Exercise
Copy out all lines that hold "JARDIN".

Recorded information
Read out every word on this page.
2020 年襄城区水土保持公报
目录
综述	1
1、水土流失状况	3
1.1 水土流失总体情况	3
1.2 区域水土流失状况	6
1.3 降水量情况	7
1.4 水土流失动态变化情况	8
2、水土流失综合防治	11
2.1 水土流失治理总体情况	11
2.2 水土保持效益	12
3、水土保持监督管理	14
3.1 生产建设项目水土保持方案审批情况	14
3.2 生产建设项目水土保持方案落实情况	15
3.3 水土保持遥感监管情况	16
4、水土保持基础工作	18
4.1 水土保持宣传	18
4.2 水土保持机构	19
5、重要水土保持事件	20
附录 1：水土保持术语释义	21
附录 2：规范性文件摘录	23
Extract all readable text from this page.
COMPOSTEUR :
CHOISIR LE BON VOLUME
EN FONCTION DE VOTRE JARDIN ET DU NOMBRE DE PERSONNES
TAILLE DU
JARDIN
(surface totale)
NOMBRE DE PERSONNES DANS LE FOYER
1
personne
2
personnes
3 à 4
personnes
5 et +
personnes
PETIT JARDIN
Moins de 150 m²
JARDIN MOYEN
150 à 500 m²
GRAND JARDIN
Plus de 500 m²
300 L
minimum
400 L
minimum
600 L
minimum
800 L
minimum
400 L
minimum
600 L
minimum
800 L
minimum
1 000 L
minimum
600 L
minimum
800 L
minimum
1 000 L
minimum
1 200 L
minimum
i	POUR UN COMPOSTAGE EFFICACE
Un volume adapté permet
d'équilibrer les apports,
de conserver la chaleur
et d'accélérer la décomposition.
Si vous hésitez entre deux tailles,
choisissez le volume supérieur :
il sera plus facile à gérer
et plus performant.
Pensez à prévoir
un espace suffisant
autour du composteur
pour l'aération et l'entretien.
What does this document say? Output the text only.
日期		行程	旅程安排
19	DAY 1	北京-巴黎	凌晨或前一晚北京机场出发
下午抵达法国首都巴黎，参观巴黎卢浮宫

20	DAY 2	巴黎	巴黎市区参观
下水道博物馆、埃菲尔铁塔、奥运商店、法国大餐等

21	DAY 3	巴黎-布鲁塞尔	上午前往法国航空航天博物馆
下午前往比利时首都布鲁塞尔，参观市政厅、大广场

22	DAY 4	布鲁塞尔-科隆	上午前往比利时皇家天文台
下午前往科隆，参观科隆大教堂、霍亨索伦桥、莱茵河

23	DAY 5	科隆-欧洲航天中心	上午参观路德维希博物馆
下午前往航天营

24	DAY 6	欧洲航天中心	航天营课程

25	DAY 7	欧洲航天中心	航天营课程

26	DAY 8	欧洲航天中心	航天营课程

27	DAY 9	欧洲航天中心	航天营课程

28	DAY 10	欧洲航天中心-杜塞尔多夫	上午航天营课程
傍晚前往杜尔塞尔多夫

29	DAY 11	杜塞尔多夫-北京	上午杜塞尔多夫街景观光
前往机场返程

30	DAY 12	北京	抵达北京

Final result
EN FONCTION DE VOTRE JARDIN ET DU NOMBRE DE PERSONNES
JARDIN
PETIT JARDIN
JARDIN MOYEN
GRAND JARDIN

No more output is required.